**Request:** Within the listing below, locate all lines containing the word "WiFi". Copy each one.
#### Task data ####
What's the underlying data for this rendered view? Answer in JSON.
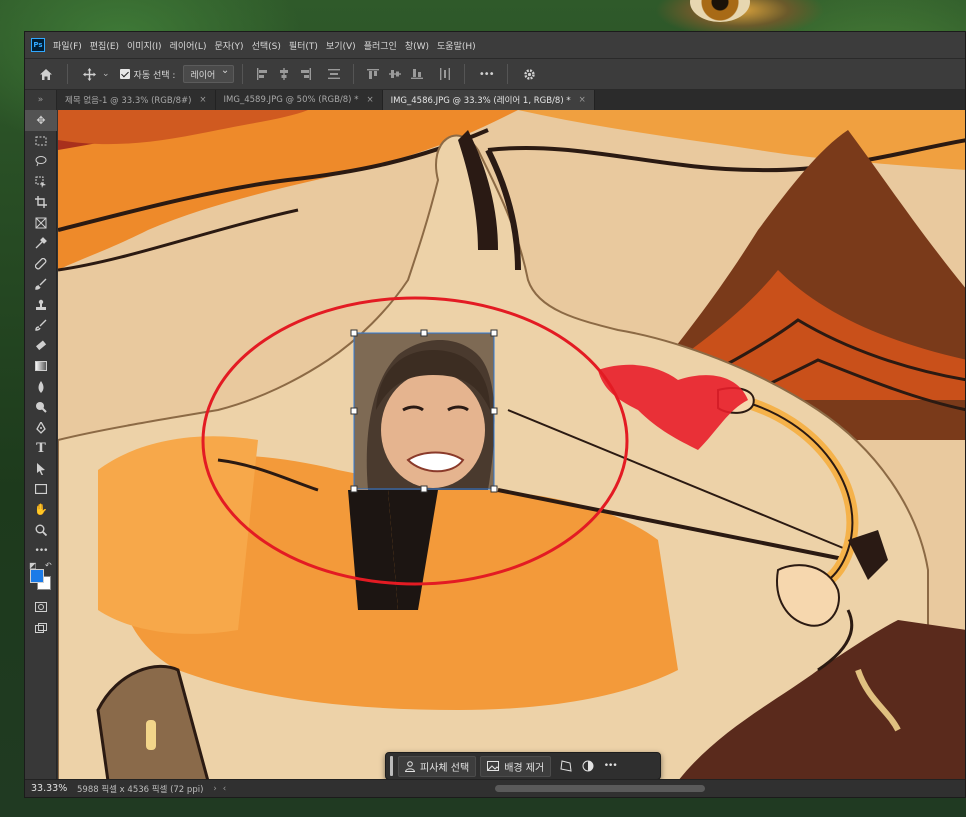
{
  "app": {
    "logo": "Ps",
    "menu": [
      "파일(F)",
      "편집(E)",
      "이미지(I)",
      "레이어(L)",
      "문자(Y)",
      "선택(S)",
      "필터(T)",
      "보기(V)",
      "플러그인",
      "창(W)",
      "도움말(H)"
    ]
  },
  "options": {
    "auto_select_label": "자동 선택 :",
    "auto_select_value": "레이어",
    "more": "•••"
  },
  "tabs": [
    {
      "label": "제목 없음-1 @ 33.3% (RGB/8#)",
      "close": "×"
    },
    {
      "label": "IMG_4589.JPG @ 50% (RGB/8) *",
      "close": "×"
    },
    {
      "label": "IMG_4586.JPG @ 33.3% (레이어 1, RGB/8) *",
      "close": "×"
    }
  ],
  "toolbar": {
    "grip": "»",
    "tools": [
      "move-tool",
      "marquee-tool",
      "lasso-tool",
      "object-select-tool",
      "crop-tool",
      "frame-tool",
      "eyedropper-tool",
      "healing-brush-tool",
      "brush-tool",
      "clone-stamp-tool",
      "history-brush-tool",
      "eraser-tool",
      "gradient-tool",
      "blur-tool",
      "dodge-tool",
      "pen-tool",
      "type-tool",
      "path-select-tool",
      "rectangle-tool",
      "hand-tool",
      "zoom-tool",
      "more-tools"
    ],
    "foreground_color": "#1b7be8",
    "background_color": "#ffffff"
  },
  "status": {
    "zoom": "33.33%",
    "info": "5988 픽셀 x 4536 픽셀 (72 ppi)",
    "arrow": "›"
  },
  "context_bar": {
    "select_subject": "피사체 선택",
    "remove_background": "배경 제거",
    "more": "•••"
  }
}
####
#### Task data ####
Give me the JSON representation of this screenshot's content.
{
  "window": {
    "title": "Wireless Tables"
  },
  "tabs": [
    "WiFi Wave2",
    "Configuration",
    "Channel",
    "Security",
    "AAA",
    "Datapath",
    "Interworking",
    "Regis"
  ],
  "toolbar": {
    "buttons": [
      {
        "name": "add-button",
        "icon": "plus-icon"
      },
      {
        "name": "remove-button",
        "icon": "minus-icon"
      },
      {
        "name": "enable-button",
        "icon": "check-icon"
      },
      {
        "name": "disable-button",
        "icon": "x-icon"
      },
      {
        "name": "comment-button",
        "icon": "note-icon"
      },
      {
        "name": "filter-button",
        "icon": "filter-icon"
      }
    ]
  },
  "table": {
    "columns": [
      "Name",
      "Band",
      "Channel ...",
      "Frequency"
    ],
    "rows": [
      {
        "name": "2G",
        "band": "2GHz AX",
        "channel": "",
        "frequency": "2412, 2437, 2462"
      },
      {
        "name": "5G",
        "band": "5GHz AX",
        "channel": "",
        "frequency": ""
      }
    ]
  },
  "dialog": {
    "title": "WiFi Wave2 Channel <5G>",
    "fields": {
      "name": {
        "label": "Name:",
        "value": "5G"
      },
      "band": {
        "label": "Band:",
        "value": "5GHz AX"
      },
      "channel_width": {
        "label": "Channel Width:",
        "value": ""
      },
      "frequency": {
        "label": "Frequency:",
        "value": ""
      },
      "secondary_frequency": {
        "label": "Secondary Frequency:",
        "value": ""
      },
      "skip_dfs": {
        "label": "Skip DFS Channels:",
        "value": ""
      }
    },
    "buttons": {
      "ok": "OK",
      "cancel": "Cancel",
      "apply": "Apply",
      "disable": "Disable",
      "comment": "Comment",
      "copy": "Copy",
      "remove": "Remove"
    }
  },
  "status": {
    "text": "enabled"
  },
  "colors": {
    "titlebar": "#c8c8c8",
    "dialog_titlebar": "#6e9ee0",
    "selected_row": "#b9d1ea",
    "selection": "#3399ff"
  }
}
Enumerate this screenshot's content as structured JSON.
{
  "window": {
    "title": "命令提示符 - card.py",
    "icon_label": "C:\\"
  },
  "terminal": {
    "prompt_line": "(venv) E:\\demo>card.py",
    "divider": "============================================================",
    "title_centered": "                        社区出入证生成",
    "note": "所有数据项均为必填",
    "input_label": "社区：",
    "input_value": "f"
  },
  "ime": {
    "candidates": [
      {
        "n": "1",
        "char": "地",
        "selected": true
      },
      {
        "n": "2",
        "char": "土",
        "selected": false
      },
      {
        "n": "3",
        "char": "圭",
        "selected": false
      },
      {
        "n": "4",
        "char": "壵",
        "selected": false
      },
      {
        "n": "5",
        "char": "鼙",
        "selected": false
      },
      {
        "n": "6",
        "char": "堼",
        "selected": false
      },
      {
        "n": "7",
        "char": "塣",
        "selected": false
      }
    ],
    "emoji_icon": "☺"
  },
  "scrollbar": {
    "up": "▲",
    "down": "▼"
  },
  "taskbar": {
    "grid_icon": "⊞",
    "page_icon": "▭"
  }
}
####
#### Task data ####
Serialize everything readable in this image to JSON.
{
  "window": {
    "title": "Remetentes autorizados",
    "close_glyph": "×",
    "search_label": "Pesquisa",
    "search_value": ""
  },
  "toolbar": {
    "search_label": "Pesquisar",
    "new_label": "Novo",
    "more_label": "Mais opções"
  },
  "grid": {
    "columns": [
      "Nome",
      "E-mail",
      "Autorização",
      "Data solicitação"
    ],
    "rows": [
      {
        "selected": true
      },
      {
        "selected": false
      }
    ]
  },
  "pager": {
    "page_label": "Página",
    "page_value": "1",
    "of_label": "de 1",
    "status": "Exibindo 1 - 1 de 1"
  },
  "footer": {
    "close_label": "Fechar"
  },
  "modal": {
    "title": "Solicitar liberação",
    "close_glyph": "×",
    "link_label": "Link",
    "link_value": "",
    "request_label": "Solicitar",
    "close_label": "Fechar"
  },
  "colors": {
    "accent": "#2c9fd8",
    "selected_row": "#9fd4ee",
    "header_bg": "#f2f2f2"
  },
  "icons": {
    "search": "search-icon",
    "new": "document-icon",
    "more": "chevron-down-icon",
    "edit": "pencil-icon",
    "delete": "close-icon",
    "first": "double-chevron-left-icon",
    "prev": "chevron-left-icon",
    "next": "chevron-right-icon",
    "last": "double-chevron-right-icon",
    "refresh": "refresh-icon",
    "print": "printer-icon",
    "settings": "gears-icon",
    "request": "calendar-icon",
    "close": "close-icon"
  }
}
####
**Answer to the problem:**
    "WiFi Wave2",
    "title": "WiFi Wave2 Channel <5G>",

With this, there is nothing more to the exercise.